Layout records
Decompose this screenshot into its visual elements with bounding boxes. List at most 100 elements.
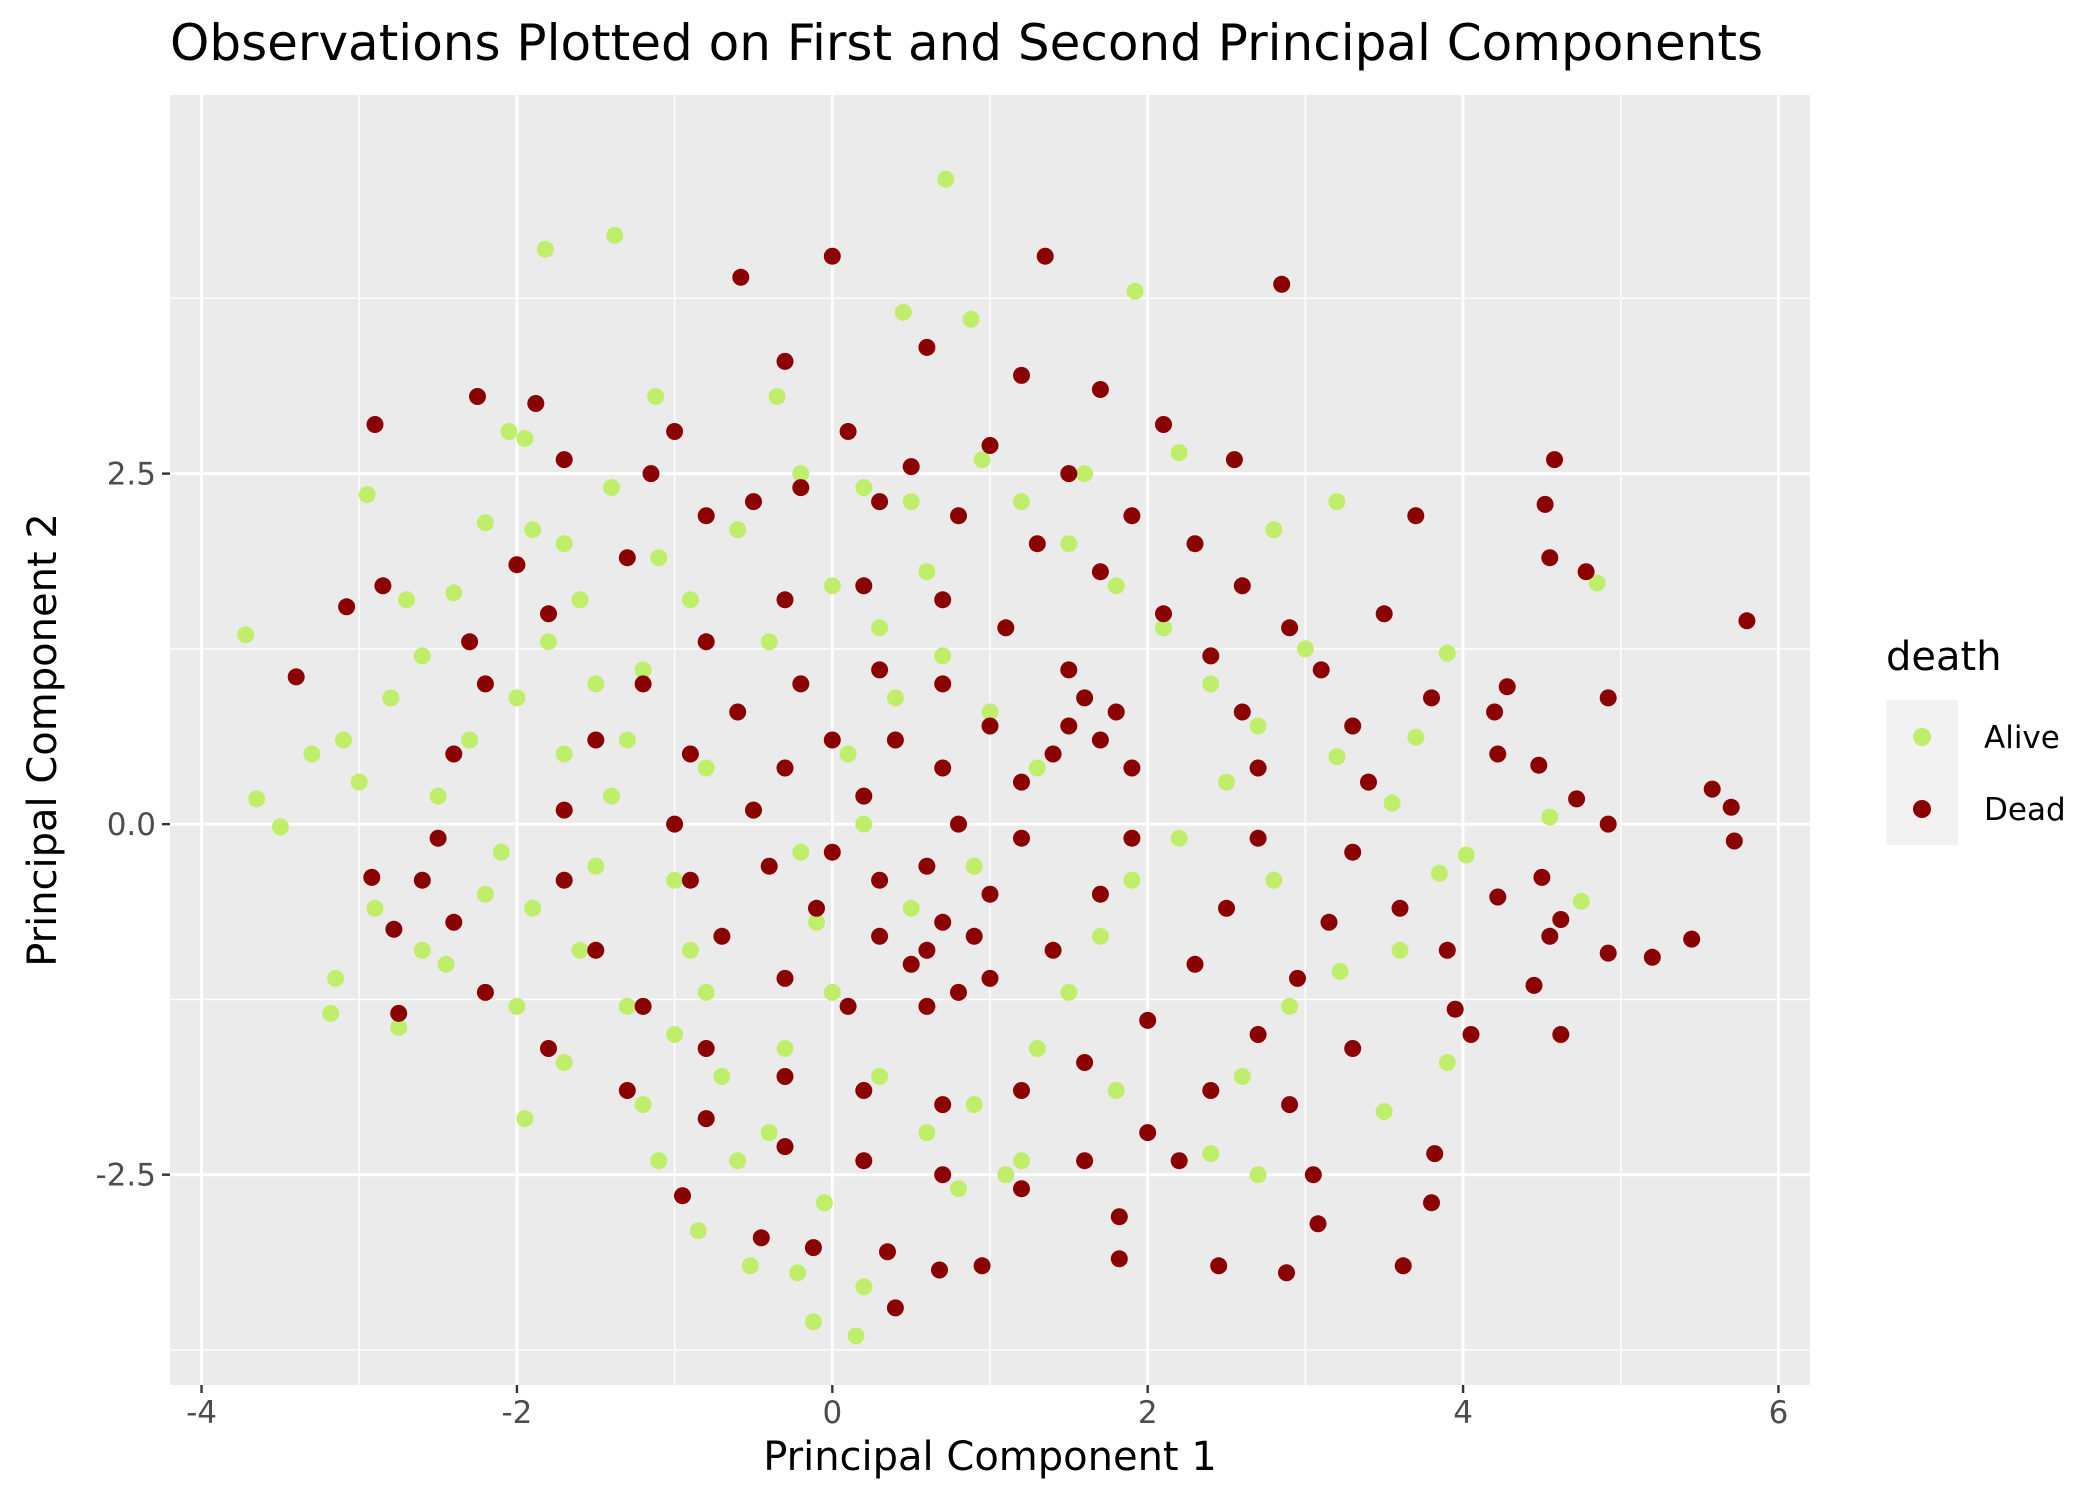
point-dead: [1530, 756, 1548, 774]
point-alive: [1170, 829, 1188, 847]
legend-key-alive: [1913, 728, 1931, 746]
legend-title: death: [1886, 634, 2002, 680]
series-dead: [287, 247, 1756, 1317]
point-dead: [1091, 381, 1109, 398]
point-dead: [823, 731, 841, 749]
point-alive: [804, 1313, 822, 1331]
point-dead: [1249, 1026, 1267, 1043]
point-dead: [760, 857, 778, 875]
point-alive: [1060, 983, 1078, 1001]
point-dead: [1225, 451, 1243, 469]
point-alive: [237, 626, 255, 644]
point-alive: [823, 983, 841, 1001]
point-dead: [1044, 745, 1062, 763]
point-alive: [1060, 535, 1078, 553]
point-alive: [492, 843, 510, 861]
point-alive: [962, 310, 980, 328]
point-dead: [1155, 605, 1172, 623]
point-alive: [1107, 577, 1125, 595]
chart-title: Observations Plotted on First and Second…: [170, 14, 1763, 72]
point-dead: [950, 507, 967, 525]
point-dead: [1722, 798, 1740, 816]
point-alive: [1202, 675, 1220, 693]
point-dead: [1546, 451, 1563, 469]
point-dead: [981, 969, 999, 987]
x-tick-label: 0: [822, 1395, 842, 1431]
point-alive: [1155, 619, 1172, 637]
point-dead: [776, 1138, 794, 1156]
point-alive: [666, 1026, 684, 1043]
major-gridlines: [170, 95, 1810, 1385]
point-dead: [1486, 703, 1504, 721]
point-dead: [1249, 759, 1267, 777]
point-alive: [327, 969, 345, 987]
point-alive: [808, 913, 825, 931]
point-dead: [697, 507, 715, 525]
point-alive: [965, 1096, 983, 1114]
point-dead: [804, 1239, 822, 1257]
point-alive: [1391, 941, 1409, 959]
point-dead: [934, 759, 952, 777]
point-dead: [1139, 1124, 1157, 1142]
point-alive: [1091, 927, 1109, 945]
point-dead: [374, 577, 392, 595]
point-alive: [1438, 644, 1456, 662]
point-dead: [1107, 703, 1125, 721]
point-alive: [634, 1096, 652, 1114]
point-dead: [366, 416, 384, 433]
point-dead: [1423, 689, 1440, 707]
point-dead: [1360, 773, 1377, 791]
point-dead: [855, 787, 873, 805]
point-dead: [1076, 689, 1094, 707]
point-dead: [918, 997, 936, 1015]
point-alive: [871, 1068, 889, 1085]
point-dead: [871, 661, 889, 679]
data-points: [237, 170, 1756, 1345]
x-tick-label: -2: [501, 1395, 532, 1431]
point-dead: [1309, 1215, 1327, 1233]
point-dead: [1533, 868, 1551, 886]
point-dead: [476, 675, 494, 693]
point-dead: [1738, 612, 1756, 630]
point-dead: [697, 1040, 715, 1057]
point-dead: [918, 857, 936, 875]
point-alive: [697, 983, 715, 1001]
point-alive: [603, 787, 620, 805]
point-dead: [934, 913, 952, 931]
point-alive: [1170, 444, 1188, 462]
point-dead: [1489, 745, 1507, 763]
point-alive: [855, 815, 873, 833]
point-dead: [697, 1110, 715, 1128]
point-dead: [871, 493, 889, 511]
point-dead: [713, 927, 731, 945]
point-alive: [760, 633, 778, 651]
point-alive: [508, 997, 526, 1015]
point-dead: [934, 1096, 952, 1114]
point-alive: [855, 1278, 873, 1296]
point-alive: [918, 563, 936, 581]
point-dead: [973, 1257, 991, 1275]
legend: death Alive Dead: [1886, 634, 2066, 845]
point-dead: [981, 437, 999, 454]
point-dead: [618, 549, 636, 567]
point-dead: [587, 941, 605, 959]
point-dead: [1170, 1152, 1188, 1170]
point-dead: [1123, 829, 1141, 847]
point-alive: [540, 633, 557, 651]
point-alive: [981, 703, 999, 721]
point-alive: [1331, 962, 1349, 980]
point-dead: [1278, 1264, 1295, 1282]
point-alive: [689, 1222, 707, 1240]
point-alive: [647, 388, 665, 405]
point-dead: [934, 1166, 952, 1184]
point-dead: [1407, 507, 1425, 525]
point-alive: [587, 857, 605, 875]
point-alive: [413, 941, 431, 959]
point-dead: [1320, 913, 1338, 931]
point-dead: [1541, 549, 1559, 567]
point-alive: [697, 759, 715, 777]
point-alive: [429, 787, 447, 805]
legend-label-dead: Dead: [1984, 792, 2066, 828]
point-dead: [1391, 899, 1409, 917]
point-alive: [524, 899, 542, 917]
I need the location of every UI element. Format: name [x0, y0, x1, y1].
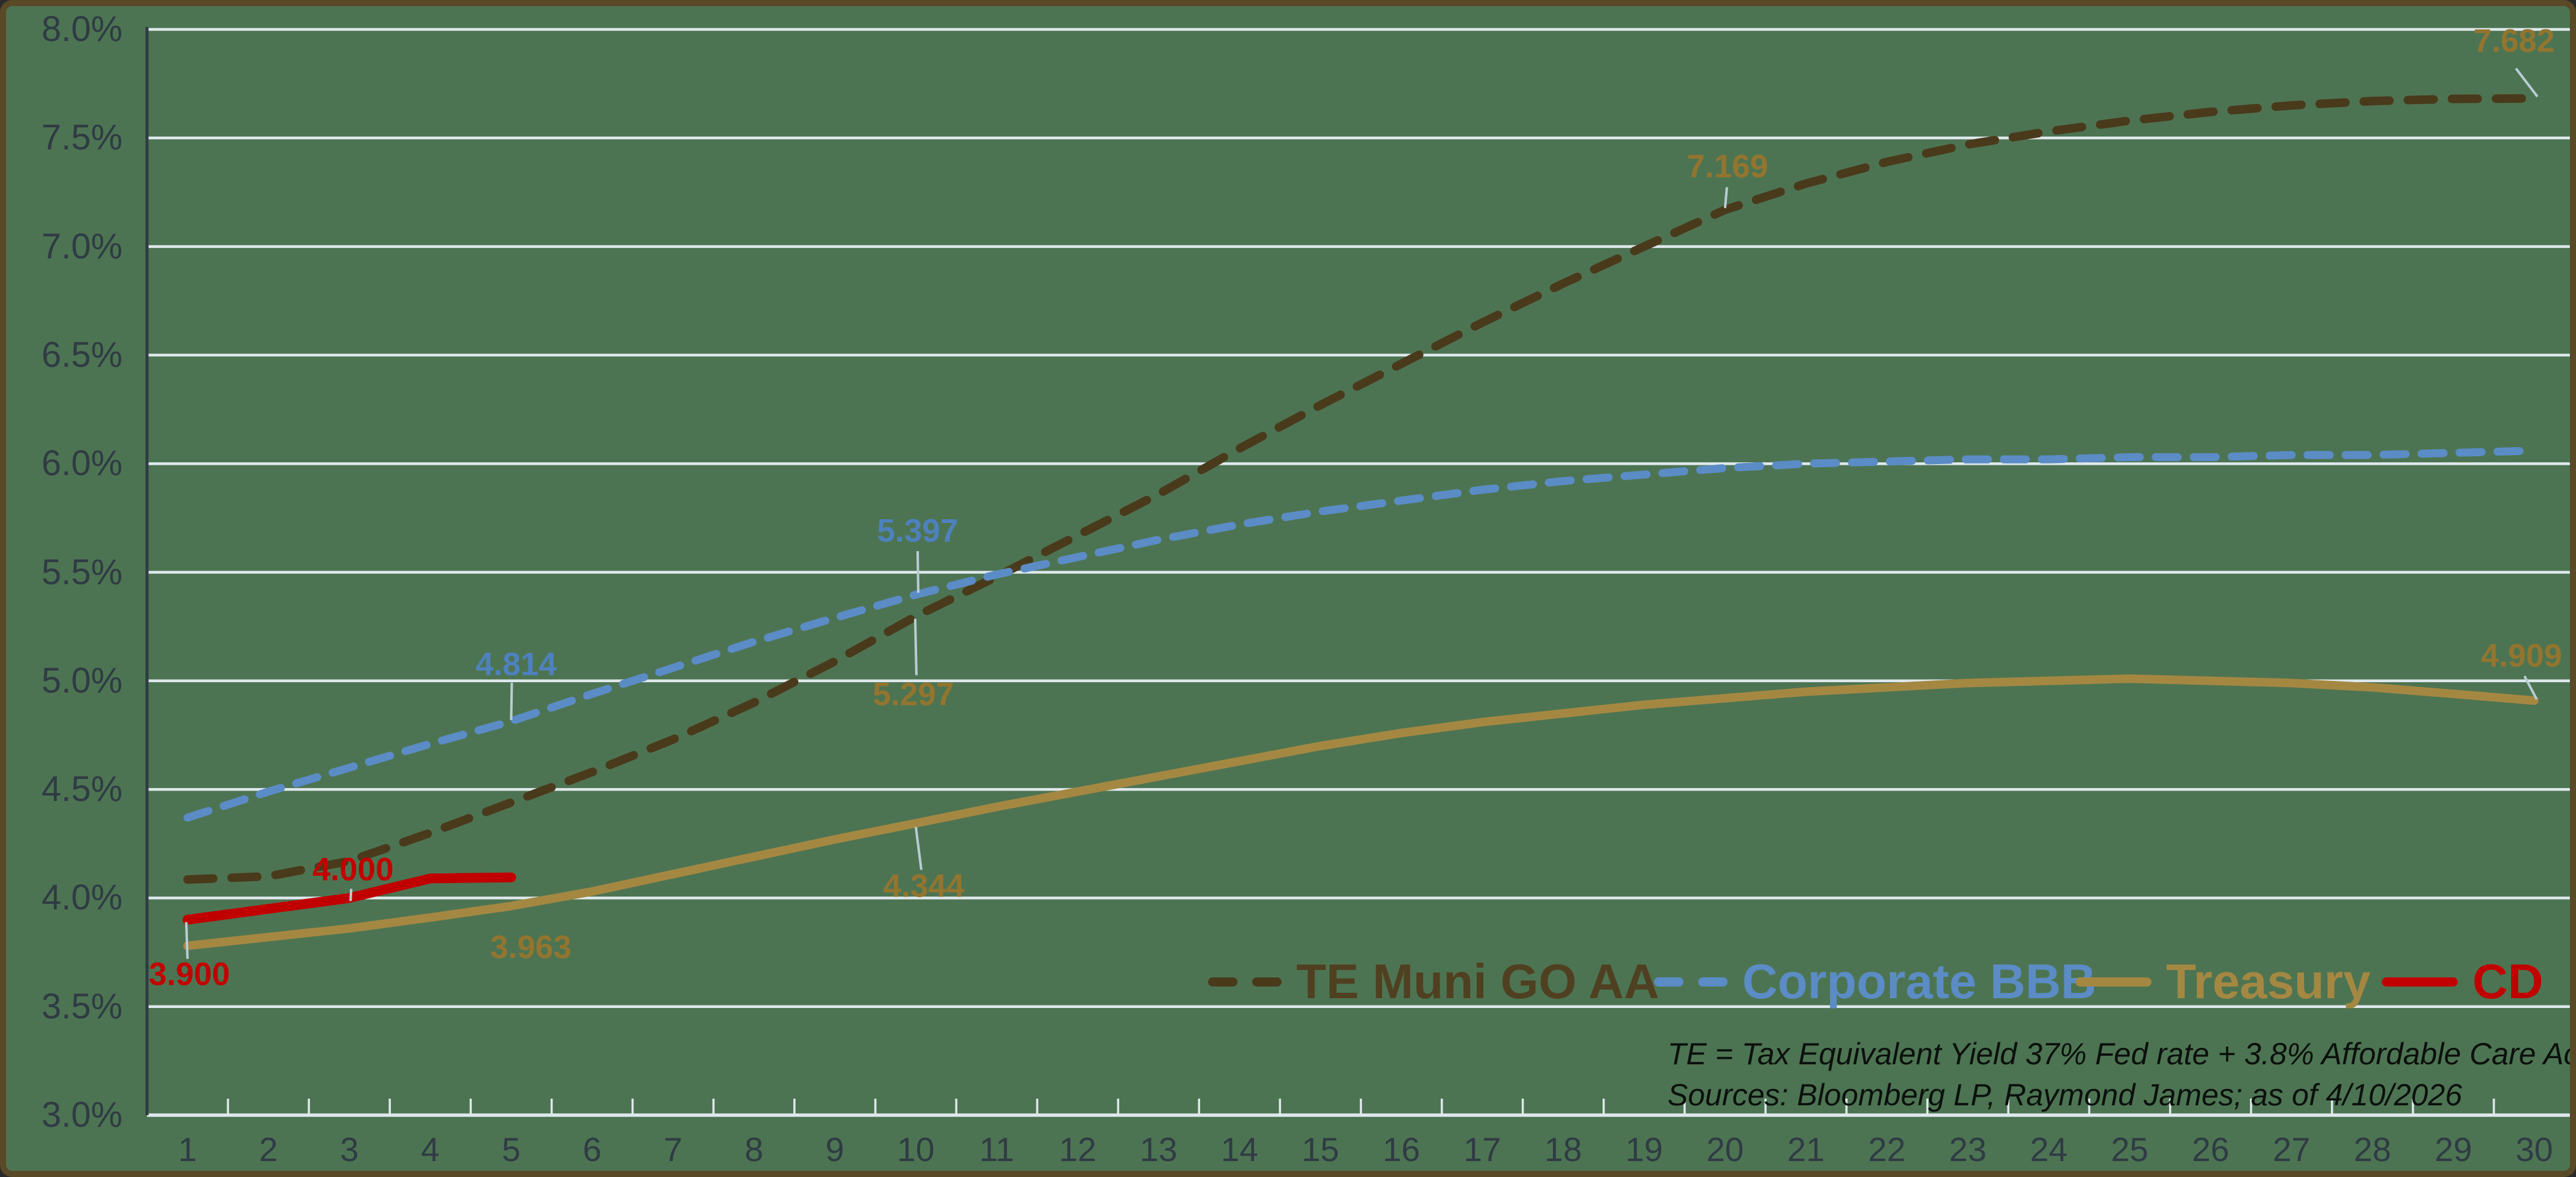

_EXERCISE PROMPT_.
Render every line of the records as a Markdown table with the columns Row and Line, numbering the rows and skipping any blank lines. Omit the pictures from the table.

_FULL ANSWER_.
| Row | Line |
|---|---|
| 1 | Decompose this screenshot into its visual elements with bounding boxes. List at most 100 elements. |
| 2 | point-dead: [1530, 756, 1548, 774] |
| 3 | point-alive: [1170, 829, 1188, 847] |
| 4 | legend-key-alive: [1913, 728, 1931, 746] |
| 5 | legend-title: death: [1886, 634, 2002, 680] |
| 6 | series-dead: [287, 247, 1756, 1317] |
| 7 | point-dead: [1091, 381, 1109, 398] |
| 8 | point-dead: [823, 731, 841, 749] |
| 9 | point-alive: [804, 1313, 822, 1331] |
| 10 | point-dead: [1249, 1026, 1267, 1043] |
| 11 | point-dead: [760, 857, 778, 875] |
| 12 | point-alive: [1060, 983, 1078, 1001] |
| 13 | point-dead: [1225, 451, 1243, 469] |
| 14 | point-alive: [237, 626, 255, 644] |
| 15 | point-alive: [823, 983, 841, 1001] |
| 16 | point-dead: [1044, 745, 1062, 763] |
| 17 | point-alive: [1060, 535, 1078, 553] |
| 18 | point-alive: [492, 843, 510, 861] |
| 19 | point-alive: [962, 310, 980, 328] |
| 20 | point-dead: [1155, 605, 1172, 623] |
| 21 | point-alive: [1107, 577, 1125, 595] |
| 22 | chart-title: Observations Plotted on First and Second…: [170, 14, 1763, 72] |
| 23 | point-dead: [950, 507, 967, 525] |
| 24 | point-dead: [1722, 798, 1740, 816] |
| 25 | point-alive: [1202, 675, 1220, 693] |
| 26 | point-dead: [1546, 451, 1563, 469] |
| 27 | point-dead: [981, 969, 999, 987] |
| 28 | x-tick-label: 0: [822, 1395, 842, 1431] |
| 29 | point-alive: [1155, 619, 1172, 637] |
| 30 | point-dead: [776, 1138, 794, 1156] |
| 31 | point-alive: [666, 1026, 684, 1043] |
| 32 | major-gridlines: [170, 95, 1810, 1385] |
| 33 | point-dead: [1486, 703, 1504, 721] |
| 34 | point-dead: [1249, 759, 1267, 777] |
| 35 | point-alive: [327, 969, 345, 987] |
| 36 | point-alive: [808, 913, 825, 931] |
| 37 | point-dead: [697, 507, 715, 525] |
| 38 | point-alive: [965, 1096, 983, 1114] |
| 39 | point-dead: [804, 1239, 822, 1257] |
| 40 | point-alive: [1391, 941, 1409, 959] |
| 41 | point-dead: [934, 759, 952, 777] |
| 42 | point-dead: [1139, 1124, 1157, 1142] |
| 43 | point-alive: [1091, 927, 1109, 945] |
| 44 | point-dead: [374, 577, 392, 595] |
| 45 | point-alive: [1438, 644, 1456, 662] |
| 46 | point-dead: [1107, 703, 1125, 721] |
| 47 | point-alive: [634, 1096, 652, 1114] |
| 48 | point-dead: [366, 416, 384, 433] |
| 49 | point-dead: [1423, 689, 1440, 707] |
| 50 | point-dead: [1360, 773, 1377, 791] |
| 51 | point-dead: [855, 787, 873, 805] |
| 52 | point-dead: [1076, 689, 1094, 707] |
| 53 | point-dead: [918, 997, 936, 1015] |
| 54 | point-alive: [871, 1068, 889, 1085] |
| 55 | point-dead: [871, 661, 889, 679] |
| 56 | data-points: [237, 170, 1756, 1345] |
| 57 | x-tick-label: -2: [501, 1395, 532, 1431] |
| 58 | point-dead: [1309, 1215, 1327, 1233] |
| 59 | point-dead: [1533, 868, 1551, 886] |
| 60 | point-dead: [476, 675, 494, 693] |
| 61 | point-dead: [1738, 612, 1756, 630] |
| 62 | point-dead: [697, 1040, 715, 1057] |
| 63 | point-dead: [918, 857, 936, 875] |
| 64 | point-alive: [697, 983, 715, 1001] |
| 65 | point-alive: [603, 787, 620, 805] |
| 66 | point-dead: [934, 913, 952, 931] |
| 67 | point-alive: [1170, 444, 1188, 462] |
| 68 | point-dead: [1489, 745, 1507, 763] |
| 69 | point-alive: [855, 815, 873, 833] |
| 70 | point-dead: [697, 1110, 715, 1128] |
| 71 | point-dead: [871, 493, 889, 511] |
| 72 | point-dead: [713, 927, 731, 945] |
| 73 | point-alive: [760, 633, 778, 651] |
| 74 | point-alive: [508, 997, 526, 1015] |
| 75 | point-dead: [934, 1096, 952, 1114] |
| 76 | point-alive: [855, 1278, 873, 1296] |
| 77 | point-alive: [918, 563, 936, 581] |
| 78 | point-dead: [973, 1257, 991, 1275] |
| 79 | legend: death Alive Dead: [1886, 634, 2066, 845] |
| 80 | point-dead: [981, 437, 999, 454] |
| 81 | point-dead: [618, 549, 636, 567] |
| 82 | point-dead: [587, 941, 605, 959] |
| 83 | point-dead: [1170, 1152, 1188, 1170] |
| 84 | point-dead: [1123, 829, 1141, 847] |
| 85 | point-alive: [540, 633, 557, 651] |
| 86 | point-alive: [981, 703, 999, 721] |
| 87 | point-alive: [1331, 962, 1349, 980] |
| 88 | point-dead: [1278, 1264, 1295, 1282] |
| 89 | point-alive: [689, 1222, 707, 1240] |
| 90 | point-alive: [647, 388, 665, 405] |
| 91 | point-dead: [934, 1166, 952, 1184] |
| 92 | point-dead: [1407, 507, 1425, 525] |
| 93 | point-alive: [587, 857, 605, 875] |
| 94 | point-alive: [413, 941, 431, 959] |
| 95 | point-dead: [1320, 913, 1338, 931] |
| 96 | point-dead: [1541, 549, 1559, 567] |
| 97 | point-alive: [697, 759, 715, 777] |
| 98 | point-alive: [429, 787, 447, 805] |
| 99 | legend-label-dead: Dead: [1984, 792, 2066, 828] |
| 100 | point-dead: [1391, 899, 1409, 917] |
| 101 | point-alive: [524, 899, 542, 917] |
| 102 | I need the location of every UI element. Format: name [x0, y0, x1, y1]. |